**TASK TO COMPLETE:**
Reproduce each line from the records that holds "Межбюджетные".

**SOURCE RECORDS:**
** BEGIN **

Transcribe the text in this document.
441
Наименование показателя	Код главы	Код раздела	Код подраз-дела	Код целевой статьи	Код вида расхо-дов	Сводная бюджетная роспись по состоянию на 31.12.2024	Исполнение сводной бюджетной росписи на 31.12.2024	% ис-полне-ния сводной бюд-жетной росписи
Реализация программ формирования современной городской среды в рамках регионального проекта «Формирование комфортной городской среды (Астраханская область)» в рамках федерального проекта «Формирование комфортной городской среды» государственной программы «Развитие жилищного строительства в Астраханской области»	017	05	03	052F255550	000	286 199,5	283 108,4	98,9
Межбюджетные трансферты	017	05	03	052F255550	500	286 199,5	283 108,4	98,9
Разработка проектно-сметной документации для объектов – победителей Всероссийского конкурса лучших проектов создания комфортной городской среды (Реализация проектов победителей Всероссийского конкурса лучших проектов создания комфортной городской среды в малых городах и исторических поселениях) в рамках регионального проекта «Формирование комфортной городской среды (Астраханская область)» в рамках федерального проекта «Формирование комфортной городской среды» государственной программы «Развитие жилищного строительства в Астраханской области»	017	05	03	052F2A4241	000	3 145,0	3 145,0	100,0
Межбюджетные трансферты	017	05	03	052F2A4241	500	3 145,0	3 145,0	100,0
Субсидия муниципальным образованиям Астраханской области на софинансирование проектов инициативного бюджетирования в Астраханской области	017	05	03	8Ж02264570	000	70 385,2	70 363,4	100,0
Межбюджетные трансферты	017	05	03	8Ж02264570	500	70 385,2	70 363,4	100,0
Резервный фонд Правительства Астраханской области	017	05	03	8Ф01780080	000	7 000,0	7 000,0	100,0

** END **

**EXERCISE RESPONSE:**
Межбюджетные трансферты	017	05	03	052F255550	500	286 199,5	283 108,4	98,9
Межбюджетные трансферты	017	05	03	052F2A4241	500	3 145,0	3 145,0	100,0
Межбюджетные трансферты	017	05	03	8Ж02264570	500	70 385,2	70 363,4	100,0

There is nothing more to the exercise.